### Objective
Every line of the material that follows must be printed again exactly.

Records that describe figures:
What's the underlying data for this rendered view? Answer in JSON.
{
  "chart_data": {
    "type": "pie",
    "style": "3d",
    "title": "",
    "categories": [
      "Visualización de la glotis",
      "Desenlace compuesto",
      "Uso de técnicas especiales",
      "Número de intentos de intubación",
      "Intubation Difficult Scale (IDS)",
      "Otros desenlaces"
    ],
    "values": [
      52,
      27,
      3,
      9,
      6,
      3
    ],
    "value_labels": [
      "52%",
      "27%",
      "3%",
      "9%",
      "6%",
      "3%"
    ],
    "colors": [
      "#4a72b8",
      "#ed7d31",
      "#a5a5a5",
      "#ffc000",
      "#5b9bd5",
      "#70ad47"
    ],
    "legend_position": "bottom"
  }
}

### The result
What's the underlying data for this rendered view? Answer in JSON.
{
  "chart_data": {
    "type": "pie",
    "style": "3d",
    "title": "",
    "categories": [
      "Visualización de la glotis",
      "Desenlace compuesto",
      "Uso de técnicas especiales",
      "Número de intentos de intubación",
      "Intubation Difficult Scale (IDS)",
      "Otros desenlaces"
    ],
    "values": [
      52,
      27,
      3,
      9,
      6,
      3
    ],
    "value_labels": [
      "52%",
      "27%",
      "3%",
      "9%",
      "6%",
      "3%"
    ],
    "colors": [
      "#4a72b8",
      "#ed7d31",
      "#a5a5a5",
      "#ffc000",
      "#5b9bd5",
      "#70ad47"
    ],
    "legend_position": "bottom"
  }
}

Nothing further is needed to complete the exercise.